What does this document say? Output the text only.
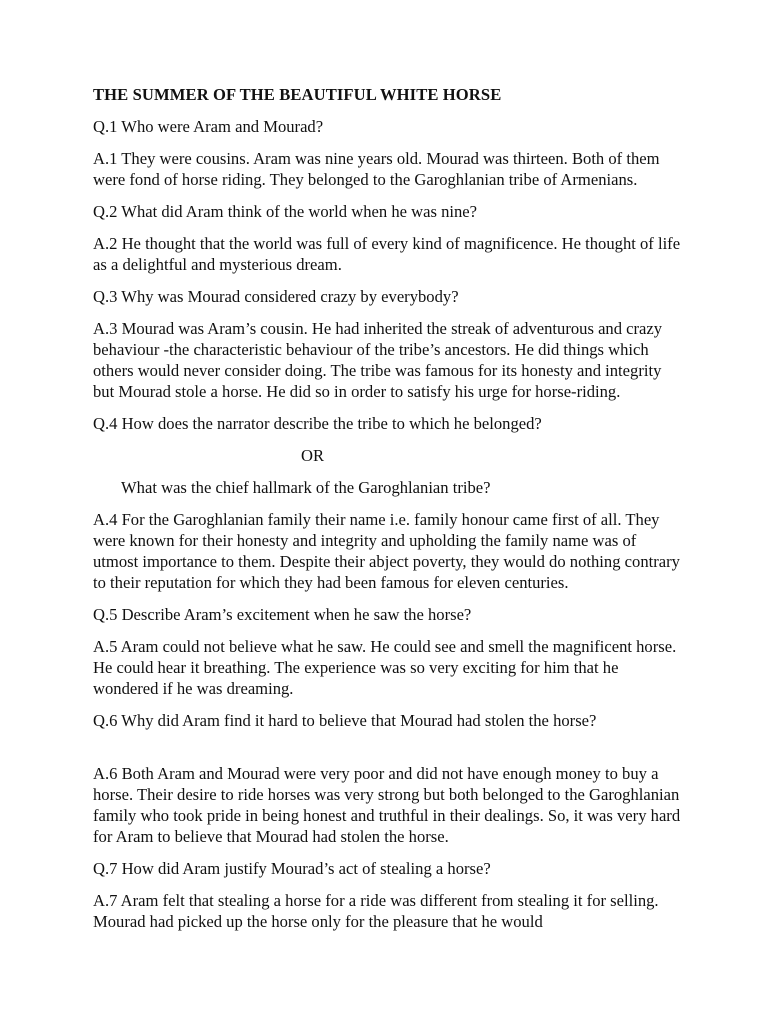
THE SUMMER OF THE BEAUTIFUL WHITE HORSE
Q.1 Who were Aram and Mourad?
A.1 They were cousins. Aram was nine years old. Mourad was thirteen. Both of them were fond of horse riding. They belonged to the Garoghlanian tribe of Armenians.
Q.2 What did Aram think of the world when he was nine?
A.2 He thought that the world was full of every kind of magnificence. He thought of life as a delightful and mysterious dream.
Q.3 Why was Mourad considered crazy by everybody?
A.3 Mourad was Aram’s cousin. He had inherited the streak of adventurous and crazy behaviour -the characteristic behaviour of the tribe’s ancestors. He did things which others would never consider doing. The tribe was famous for its honesty and integrity but Mourad stole a horse. He did so in order to satisfy his urge for horse-riding.
Q.4 How does the narrator describe the tribe to which he belonged?
OR
What was the chief hallmark of the Garoghlanian tribe?
A.4 For the Garoghlanian family their name i.e. family honour came first of all. They were known for their honesty and integrity and upholding the family name was of utmost importance to them. Despite their abject poverty, they would do nothing contrary to their reputation for which they had been famous for eleven centuries.
Q.5 Describe Aram’s excitement when he saw the horse?
A.5 Aram could not believe what he saw. He could see and smell the magnificent horse. He could hear it breathing. The experience was so very exciting for him that he wondered if he was dreaming.
Q.6 Why did Aram find it hard to believe that Mourad had stolen the horse?
A.6 Both Aram and Mourad were very poor and did not have enough money to buy a horse. Their desire to ride horses was very strong but both belonged to the Garoghlanian family who took pride in being honest and truthful in their dealings. So, it was very hard for Aram to believe that Mourad had stolen the horse.
Q.7 How did Aram justify Mourad’s act of stealing a horse?
A.7 Aram felt that stealing a horse for a ride was different from stealing it for selling. Mourad had picked up the horse only for the pleasure that he would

━━━━━━━━

» **Exercise prompt**: Count every line bearing the word "does"; report the total only.

» **Exercise answer**: 2